WHAT YOU NEED TO DO> All entries are to be quoted exactly; the images stay out of the copy.

---

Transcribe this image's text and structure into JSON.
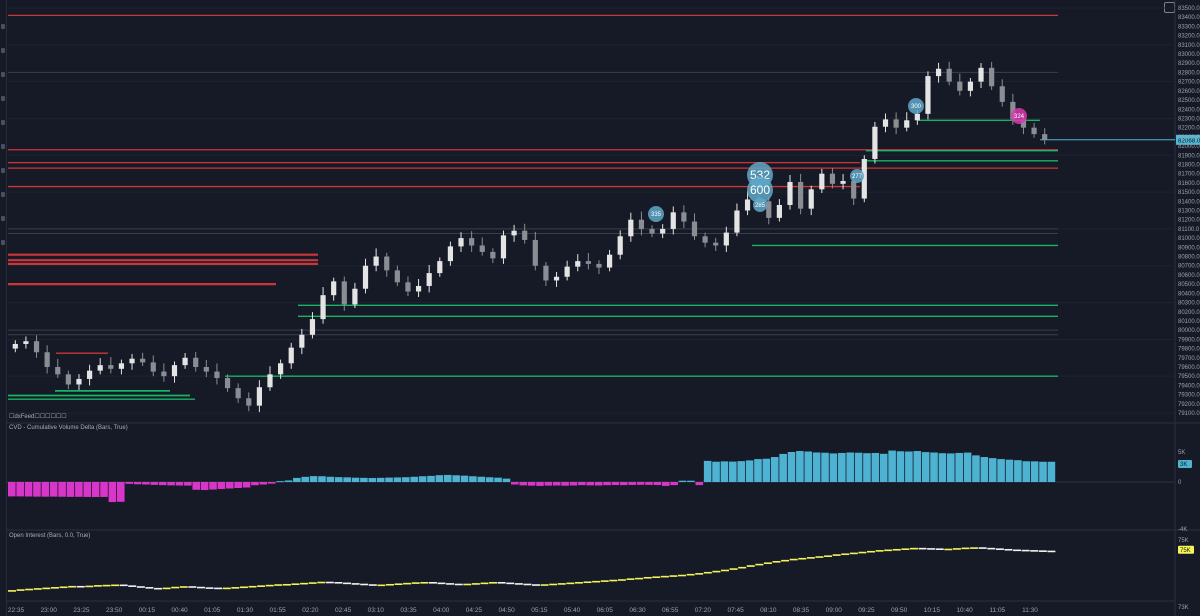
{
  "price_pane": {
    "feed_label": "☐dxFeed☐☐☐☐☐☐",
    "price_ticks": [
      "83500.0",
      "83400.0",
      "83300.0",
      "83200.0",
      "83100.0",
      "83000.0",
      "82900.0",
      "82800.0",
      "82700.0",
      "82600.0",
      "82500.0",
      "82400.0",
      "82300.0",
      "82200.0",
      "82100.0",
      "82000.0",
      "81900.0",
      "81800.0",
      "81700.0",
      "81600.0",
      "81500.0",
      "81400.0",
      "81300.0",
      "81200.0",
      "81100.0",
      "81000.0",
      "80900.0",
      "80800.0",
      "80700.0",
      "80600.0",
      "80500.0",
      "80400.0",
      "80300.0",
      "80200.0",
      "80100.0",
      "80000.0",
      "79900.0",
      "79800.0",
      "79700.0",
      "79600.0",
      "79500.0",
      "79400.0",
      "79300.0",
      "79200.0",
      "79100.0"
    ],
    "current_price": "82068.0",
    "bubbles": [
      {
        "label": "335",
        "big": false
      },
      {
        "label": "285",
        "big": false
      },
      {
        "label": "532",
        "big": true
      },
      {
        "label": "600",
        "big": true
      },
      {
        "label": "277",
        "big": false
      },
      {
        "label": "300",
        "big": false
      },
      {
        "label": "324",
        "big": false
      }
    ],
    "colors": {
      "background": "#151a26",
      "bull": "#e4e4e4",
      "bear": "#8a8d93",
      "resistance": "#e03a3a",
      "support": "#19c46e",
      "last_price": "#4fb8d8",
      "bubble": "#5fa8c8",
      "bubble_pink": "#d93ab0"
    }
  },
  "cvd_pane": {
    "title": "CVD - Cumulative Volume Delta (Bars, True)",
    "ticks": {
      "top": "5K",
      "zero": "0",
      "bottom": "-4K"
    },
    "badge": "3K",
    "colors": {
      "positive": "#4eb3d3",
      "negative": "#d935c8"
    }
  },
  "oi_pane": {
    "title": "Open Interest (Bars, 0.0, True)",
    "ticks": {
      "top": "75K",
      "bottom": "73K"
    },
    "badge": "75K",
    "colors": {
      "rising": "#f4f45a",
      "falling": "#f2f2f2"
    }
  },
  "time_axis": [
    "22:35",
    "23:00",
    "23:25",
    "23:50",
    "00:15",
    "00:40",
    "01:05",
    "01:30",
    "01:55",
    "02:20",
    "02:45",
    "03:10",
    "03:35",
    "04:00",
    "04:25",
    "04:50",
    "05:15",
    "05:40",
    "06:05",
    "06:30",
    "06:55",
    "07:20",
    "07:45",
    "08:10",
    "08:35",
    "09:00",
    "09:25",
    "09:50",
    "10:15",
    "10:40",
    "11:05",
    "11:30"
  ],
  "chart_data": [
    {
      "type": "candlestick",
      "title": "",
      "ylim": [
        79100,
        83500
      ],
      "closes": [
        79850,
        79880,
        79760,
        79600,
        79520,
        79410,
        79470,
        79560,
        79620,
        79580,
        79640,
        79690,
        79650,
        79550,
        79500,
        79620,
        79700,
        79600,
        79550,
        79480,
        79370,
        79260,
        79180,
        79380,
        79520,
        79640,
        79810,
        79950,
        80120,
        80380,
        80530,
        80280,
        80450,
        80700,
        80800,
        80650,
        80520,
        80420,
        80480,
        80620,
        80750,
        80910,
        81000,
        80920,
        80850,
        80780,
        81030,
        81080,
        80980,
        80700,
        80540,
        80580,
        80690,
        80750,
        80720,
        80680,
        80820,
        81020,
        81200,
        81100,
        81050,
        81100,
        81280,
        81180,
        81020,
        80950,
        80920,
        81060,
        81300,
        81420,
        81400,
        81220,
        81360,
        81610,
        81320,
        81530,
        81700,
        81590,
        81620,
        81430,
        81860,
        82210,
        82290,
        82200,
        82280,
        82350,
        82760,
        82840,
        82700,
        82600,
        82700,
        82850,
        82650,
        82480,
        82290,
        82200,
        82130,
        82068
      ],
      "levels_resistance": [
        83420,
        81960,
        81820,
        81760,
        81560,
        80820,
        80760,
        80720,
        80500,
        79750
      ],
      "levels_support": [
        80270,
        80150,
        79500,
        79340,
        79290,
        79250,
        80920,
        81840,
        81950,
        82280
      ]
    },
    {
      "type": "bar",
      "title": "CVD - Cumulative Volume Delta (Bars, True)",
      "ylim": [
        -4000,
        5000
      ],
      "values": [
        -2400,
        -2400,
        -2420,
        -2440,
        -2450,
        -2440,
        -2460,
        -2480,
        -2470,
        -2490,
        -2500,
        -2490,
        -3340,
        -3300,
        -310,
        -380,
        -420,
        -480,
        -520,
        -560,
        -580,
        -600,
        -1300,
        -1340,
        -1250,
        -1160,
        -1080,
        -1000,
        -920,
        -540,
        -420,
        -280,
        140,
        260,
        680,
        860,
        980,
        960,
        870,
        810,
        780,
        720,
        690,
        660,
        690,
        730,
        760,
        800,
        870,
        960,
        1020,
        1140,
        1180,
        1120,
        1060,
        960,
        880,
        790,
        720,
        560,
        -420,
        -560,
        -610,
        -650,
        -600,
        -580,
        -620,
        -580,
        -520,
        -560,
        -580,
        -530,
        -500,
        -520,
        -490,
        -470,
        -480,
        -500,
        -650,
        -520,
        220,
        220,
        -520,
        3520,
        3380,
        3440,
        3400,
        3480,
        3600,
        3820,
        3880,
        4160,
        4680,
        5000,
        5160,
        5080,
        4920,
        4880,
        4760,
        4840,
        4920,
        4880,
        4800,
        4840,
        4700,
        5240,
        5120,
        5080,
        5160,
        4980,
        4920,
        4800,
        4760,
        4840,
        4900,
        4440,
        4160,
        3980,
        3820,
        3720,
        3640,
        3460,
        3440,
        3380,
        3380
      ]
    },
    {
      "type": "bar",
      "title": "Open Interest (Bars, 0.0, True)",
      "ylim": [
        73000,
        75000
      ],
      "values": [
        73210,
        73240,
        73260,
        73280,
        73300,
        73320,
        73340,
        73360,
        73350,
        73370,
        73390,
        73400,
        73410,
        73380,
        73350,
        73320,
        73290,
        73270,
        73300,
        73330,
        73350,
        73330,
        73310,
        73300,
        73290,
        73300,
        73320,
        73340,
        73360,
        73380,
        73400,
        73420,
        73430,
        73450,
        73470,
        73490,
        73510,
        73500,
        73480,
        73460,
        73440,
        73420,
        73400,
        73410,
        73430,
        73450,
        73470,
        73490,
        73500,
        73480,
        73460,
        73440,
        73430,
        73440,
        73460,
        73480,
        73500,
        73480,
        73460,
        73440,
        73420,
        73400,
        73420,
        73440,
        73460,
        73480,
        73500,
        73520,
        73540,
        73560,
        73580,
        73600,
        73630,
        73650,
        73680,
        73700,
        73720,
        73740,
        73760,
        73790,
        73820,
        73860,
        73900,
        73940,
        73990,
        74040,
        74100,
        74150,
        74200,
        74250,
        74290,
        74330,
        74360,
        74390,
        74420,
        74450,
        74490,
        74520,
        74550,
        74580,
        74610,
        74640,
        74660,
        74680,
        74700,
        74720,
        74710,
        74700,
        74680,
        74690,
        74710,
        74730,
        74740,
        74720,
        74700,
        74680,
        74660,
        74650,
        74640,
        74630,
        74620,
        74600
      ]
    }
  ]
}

---

OUTPUT OF THE EXERCISE>
Transcribe this image's text and structure into JSON.
{
  "price_pane": {
    "feed_label": "☐dxFeed☐☐☐☐☐☐",
    "price_ticks": [
      "83500.0",
      "83400.0",
      "83300.0",
      "83200.0",
      "83100.0",
      "83000.0",
      "82900.0",
      "82800.0",
      "82700.0",
      "82600.0",
      "82500.0",
      "82400.0",
      "82300.0",
      "82200.0",
      "82100.0",
      "82000.0",
      "81900.0",
      "81800.0",
      "81700.0",
      "81600.0",
      "81500.0",
      "81400.0",
      "81300.0",
      "81200.0",
      "81100.0",
      "81000.0",
      "80900.0",
      "80800.0",
      "80700.0",
      "80600.0",
      "80500.0",
      "80400.0",
      "80300.0",
      "80200.0",
      "80100.0",
      "80000.0",
      "79900.0",
      "79800.0",
      "79700.0",
      "79600.0",
      "79500.0",
      "79400.0",
      "79300.0",
      "79200.0",
      "79100.0"
    ],
    "current_price": "82068.0",
    "bubbles": [
      {
        "label": "335",
        "big": false
      },
      {
        "label": "285",
        "big": false
      },
      {
        "label": "532",
        "big": true
      },
      {
        "label": "600",
        "big": true
      },
      {
        "label": "277",
        "big": false
      },
      {
        "label": "300",
        "big": false
      },
      {
        "label": "324",
        "big": false
      }
    ],
    "colors": {
      "background": "#151a26",
      "bull": "#e4e4e4",
      "bear": "#8a8d93",
      "resistance": "#e03a3a",
      "support": "#19c46e",
      "last_price": "#4fb8d8",
      "bubble": "#5fa8c8",
      "bubble_pink": "#d93ab0"
    }
  },
  "cvd_pane": {
    "title": "CVD - Cumulative Volume Delta (Bars, True)",
    "ticks": {
      "top": "5K",
      "zero": "0",
      "bottom": "-4K"
    },
    "badge": "3K",
    "colors": {
      "positive": "#4eb3d3",
      "negative": "#d935c8"
    }
  },
  "oi_pane": {
    "title": "Open Interest (Bars, 0.0, True)",
    "ticks": {
      "top": "75K",
      "bottom": "73K"
    },
    "badge": "75K",
    "colors": {
      "rising": "#f4f45a",
      "falling": "#f2f2f2"
    }
  },
  "time_axis": [
    "22:35",
    "23:00",
    "23:25",
    "23:50",
    "00:15",
    "00:40",
    "01:05",
    "01:30",
    "01:55",
    "02:20",
    "02:45",
    "03:10",
    "03:35",
    "04:00",
    "04:25",
    "04:50",
    "05:15",
    "05:40",
    "06:05",
    "06:30",
    "06:55",
    "07:20",
    "07:45",
    "08:10",
    "08:35",
    "09:00",
    "09:25",
    "09:50",
    "10:15",
    "10:40",
    "11:05",
    "11:30"
  ],
  "chart_data": [
    {
      "type": "candlestick",
      "title": "",
      "ylim": [
        79100,
        83500
      ],
      "closes": [
        79850,
        79880,
        79760,
        79600,
        79520,
        79410,
        79470,
        79560,
        79620,
        79580,
        79640,
        79690,
        79650,
        79550,
        79500,
        79620,
        79700,
        79600,
        79550,
        79480,
        79370,
        79260,
        79180,
        79380,
        79520,
        79640,
        79810,
        79950,
        80120,
        80380,
        80530,
        80280,
        80450,
        80700,
        80800,
        80650,
        80520,
        80420,
        80480,
        80620,
        80750,
        80910,
        81000,
        80920,
        80850,
        80780,
        81030,
        81080,
        80980,
        80700,
        80540,
        80580,
        80690,
        80750,
        80720,
        80680,
        80820,
        81020,
        81200,
        81100,
        81050,
        81100,
        81280,
        81180,
        81020,
        80950,
        80920,
        81060,
        81300,
        81420,
        81400,
        81220,
        81360,
        81610,
        81320,
        81530,
        81700,
        81590,
        81620,
        81430,
        81860,
        82210,
        82290,
        82200,
        82280,
        82350,
        82760,
        82840,
        82700,
        82600,
        82700,
        82850,
        82650,
        82480,
        82290,
        82200,
        82130,
        82068
      ],
      "levels_resistance": [
        83420,
        81960,
        81820,
        81760,
        81560,
        80820,
        80760,
        80720,
        80500,
        79750
      ],
      "levels_support": [
        80270,
        80150,
        79500,
        79340,
        79290,
        79250,
        80920,
        81840,
        81950,
        82280
      ]
    },
    {
      "type": "bar",
      "title": "CVD - Cumulative Volume Delta (Bars, True)",
      "ylim": [
        -4000,
        5000
      ],
      "values": [
        -2400,
        -2400,
        -2420,
        -2440,
        -2450,
        -2440,
        -2460,
        -2480,
        -2470,
        -2490,
        -2500,
        -2490,
        -3340,
        -3300,
        -310,
        -380,
        -420,
        -480,
        -520,
        -560,
        -580,
        -600,
        -1300,
        -1340,
        -1250,
        -1160,
        -1080,
        -1000,
        -920,
        -540,
        -420,
        -280,
        140,
        260,
        680,
        860,
        980,
        960,
        870,
        810,
        780,
        720,
        690,
        660,
        690,
        730,
        760,
        800,
        870,
        960,
        1020,
        1140,
        1180,
        1120,
        1060,
        960,
        880,
        790,
        720,
        560,
        -420,
        -560,
        -610,
        -650,
        -600,
        -580,
        -620,
        -580,
        -520,
        -560,
        -580,
        -530,
        -500,
        -520,
        -490,
        -470,
        -480,
        -500,
        -650,
        -520,
        220,
        220,
        -520,
        3520,
        3380,
        3440,
        3400,
        3480,
        3600,
        3820,
        3880,
        4160,
        4680,
        5000,
        5160,
        5080,
        4920,
        4880,
        4760,
        4840,
        4920,
        4880,
        4800,
        4840,
        4700,
        5240,
        5120,
        5080,
        5160,
        4980,
        4920,
        4800,
        4760,
        4840,
        4900,
        4440,
        4160,
        3980,
        3820,
        3720,
        3640,
        3460,
        3440,
        3380,
        3380
      ]
    },
    {
      "type": "bar",
      "title": "Open Interest (Bars, 0.0, True)",
      "ylim": [
        73000,
        75000
      ],
      "values": [
        73210,
        73240,
        73260,
        73280,
        73300,
        73320,
        73340,
        73360,
        73350,
        73370,
        73390,
        73400,
        73410,
        73380,
        73350,
        73320,
        73290,
        73270,
        73300,
        73330,
        73350,
        73330,
        73310,
        73300,
        73290,
        73300,
        73320,
        73340,
        73360,
        73380,
        73400,
        73420,
        73430,
        73450,
        73470,
        73490,
        73510,
        73500,
        73480,
        73460,
        73440,
        73420,
        73400,
        73410,
        73430,
        73450,
        73470,
        73490,
        73500,
        73480,
        73460,
        73440,
        73430,
        73440,
        73460,
        73480,
        73500,
        73480,
        73460,
        73440,
        73420,
        73400,
        73420,
        73440,
        73460,
        73480,
        73500,
        73520,
        73540,
        73560,
        73580,
        73600,
        73630,
        73650,
        73680,
        73700,
        73720,
        73740,
        73760,
        73790,
        73820,
        73860,
        73900,
        73940,
        73990,
        74040,
        74100,
        74150,
        74200,
        74250,
        74290,
        74330,
        74360,
        74390,
        74420,
        74450,
        74490,
        74520,
        74550,
        74580,
        74610,
        74640,
        74660,
        74680,
        74700,
        74720,
        74710,
        74700,
        74680,
        74690,
        74710,
        74730,
        74740,
        74720,
        74700,
        74680,
        74660,
        74650,
        74640,
        74630,
        74620,
        74600
      ]
    }
  ]
}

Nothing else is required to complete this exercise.